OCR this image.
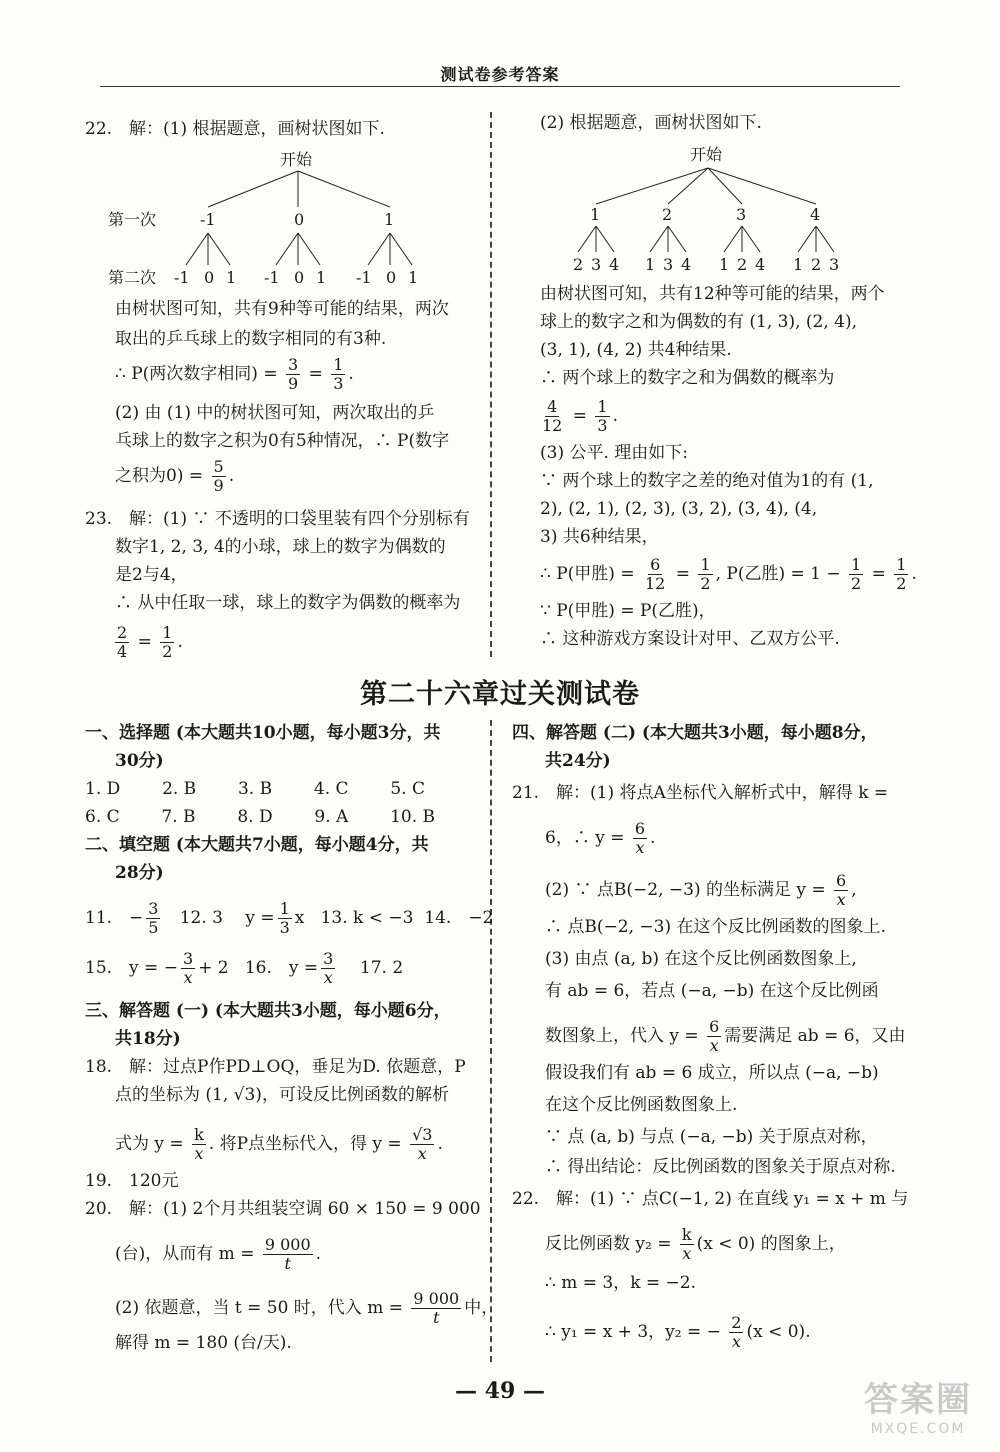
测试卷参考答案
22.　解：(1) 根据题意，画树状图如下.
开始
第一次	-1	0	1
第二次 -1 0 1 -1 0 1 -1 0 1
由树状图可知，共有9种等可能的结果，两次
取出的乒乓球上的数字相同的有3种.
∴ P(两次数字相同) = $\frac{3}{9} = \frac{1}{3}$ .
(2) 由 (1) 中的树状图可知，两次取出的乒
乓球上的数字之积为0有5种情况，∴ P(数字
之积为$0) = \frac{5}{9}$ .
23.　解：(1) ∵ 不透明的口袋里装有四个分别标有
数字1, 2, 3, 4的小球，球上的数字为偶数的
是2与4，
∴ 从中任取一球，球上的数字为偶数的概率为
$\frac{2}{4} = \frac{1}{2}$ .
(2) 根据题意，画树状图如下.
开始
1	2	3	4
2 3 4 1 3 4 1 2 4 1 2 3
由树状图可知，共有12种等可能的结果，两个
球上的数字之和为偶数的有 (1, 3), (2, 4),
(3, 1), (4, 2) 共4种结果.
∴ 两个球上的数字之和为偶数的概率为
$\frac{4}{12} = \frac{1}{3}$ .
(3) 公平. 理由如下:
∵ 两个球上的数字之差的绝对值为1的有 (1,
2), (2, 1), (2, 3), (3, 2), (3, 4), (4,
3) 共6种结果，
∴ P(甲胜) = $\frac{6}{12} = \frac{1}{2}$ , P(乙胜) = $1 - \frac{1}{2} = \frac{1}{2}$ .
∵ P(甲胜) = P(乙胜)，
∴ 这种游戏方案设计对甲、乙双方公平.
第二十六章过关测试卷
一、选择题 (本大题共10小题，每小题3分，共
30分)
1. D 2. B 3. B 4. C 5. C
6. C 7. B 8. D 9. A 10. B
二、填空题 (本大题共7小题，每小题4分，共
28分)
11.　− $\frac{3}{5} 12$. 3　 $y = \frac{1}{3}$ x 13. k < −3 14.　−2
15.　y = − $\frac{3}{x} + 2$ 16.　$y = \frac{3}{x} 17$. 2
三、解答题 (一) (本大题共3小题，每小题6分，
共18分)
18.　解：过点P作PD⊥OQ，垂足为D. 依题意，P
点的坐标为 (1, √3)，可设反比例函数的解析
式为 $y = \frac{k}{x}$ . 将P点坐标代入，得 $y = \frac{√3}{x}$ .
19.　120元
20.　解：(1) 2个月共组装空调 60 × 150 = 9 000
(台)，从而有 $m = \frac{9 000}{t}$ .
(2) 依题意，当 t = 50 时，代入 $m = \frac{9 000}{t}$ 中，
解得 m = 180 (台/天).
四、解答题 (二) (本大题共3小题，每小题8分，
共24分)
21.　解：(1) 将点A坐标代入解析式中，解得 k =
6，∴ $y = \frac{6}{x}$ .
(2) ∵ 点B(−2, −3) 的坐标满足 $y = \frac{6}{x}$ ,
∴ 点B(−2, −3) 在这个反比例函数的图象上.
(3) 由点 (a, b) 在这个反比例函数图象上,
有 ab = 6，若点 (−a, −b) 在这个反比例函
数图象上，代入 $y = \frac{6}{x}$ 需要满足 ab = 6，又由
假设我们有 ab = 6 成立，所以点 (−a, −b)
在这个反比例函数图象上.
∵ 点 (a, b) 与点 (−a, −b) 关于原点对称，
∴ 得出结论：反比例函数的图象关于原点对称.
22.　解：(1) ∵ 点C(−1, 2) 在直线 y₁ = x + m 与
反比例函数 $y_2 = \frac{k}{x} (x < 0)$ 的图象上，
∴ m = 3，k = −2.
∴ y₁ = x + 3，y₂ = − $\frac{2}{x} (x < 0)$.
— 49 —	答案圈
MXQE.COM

==

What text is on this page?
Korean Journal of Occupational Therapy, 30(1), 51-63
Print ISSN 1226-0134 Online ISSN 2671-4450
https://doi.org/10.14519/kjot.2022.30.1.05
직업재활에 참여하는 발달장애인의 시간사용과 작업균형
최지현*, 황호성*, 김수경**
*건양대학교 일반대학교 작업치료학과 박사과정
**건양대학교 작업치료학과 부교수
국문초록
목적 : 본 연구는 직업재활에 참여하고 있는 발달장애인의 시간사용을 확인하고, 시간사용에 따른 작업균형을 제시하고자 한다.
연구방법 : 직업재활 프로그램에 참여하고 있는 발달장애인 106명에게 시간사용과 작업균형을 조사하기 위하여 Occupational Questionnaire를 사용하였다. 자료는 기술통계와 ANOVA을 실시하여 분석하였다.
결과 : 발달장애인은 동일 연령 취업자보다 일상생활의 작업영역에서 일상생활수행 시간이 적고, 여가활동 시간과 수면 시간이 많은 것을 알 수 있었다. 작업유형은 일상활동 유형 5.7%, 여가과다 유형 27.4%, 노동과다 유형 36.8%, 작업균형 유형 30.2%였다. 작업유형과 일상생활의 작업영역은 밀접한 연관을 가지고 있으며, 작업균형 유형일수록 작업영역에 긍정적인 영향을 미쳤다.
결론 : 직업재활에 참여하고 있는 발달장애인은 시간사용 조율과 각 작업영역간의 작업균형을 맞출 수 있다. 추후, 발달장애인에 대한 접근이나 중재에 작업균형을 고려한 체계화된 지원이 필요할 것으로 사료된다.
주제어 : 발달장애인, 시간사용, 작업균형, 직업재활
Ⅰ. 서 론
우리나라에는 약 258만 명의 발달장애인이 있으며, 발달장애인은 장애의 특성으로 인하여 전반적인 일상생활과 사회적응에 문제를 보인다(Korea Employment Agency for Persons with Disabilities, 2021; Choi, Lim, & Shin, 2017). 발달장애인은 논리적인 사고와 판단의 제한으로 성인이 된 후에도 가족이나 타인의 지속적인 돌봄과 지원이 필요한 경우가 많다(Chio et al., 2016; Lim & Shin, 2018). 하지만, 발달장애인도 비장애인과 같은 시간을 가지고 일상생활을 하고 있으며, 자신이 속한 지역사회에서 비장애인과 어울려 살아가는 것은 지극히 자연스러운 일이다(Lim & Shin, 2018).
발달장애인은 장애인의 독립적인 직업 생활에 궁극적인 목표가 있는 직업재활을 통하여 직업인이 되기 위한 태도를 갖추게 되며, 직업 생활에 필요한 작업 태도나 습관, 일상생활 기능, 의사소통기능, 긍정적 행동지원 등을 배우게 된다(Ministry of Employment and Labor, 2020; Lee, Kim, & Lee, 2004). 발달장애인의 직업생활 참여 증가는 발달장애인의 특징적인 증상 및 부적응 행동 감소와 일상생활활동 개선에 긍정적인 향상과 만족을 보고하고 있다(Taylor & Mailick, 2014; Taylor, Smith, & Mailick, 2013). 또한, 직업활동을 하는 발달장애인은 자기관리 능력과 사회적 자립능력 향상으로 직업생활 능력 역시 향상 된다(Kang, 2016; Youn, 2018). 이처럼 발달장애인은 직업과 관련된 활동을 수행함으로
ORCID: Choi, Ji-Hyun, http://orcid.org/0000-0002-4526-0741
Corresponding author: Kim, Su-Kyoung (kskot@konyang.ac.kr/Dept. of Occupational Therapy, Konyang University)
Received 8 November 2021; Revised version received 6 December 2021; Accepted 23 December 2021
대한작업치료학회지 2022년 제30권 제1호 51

THE TASK = Collect every line with the string "작업치료학과" from the records, and copy each.

THE COMPLETED TASK =
*건양대학교 일반대학교 작업치료학과 박사과정
**건양대학교 작업치료학과 부교수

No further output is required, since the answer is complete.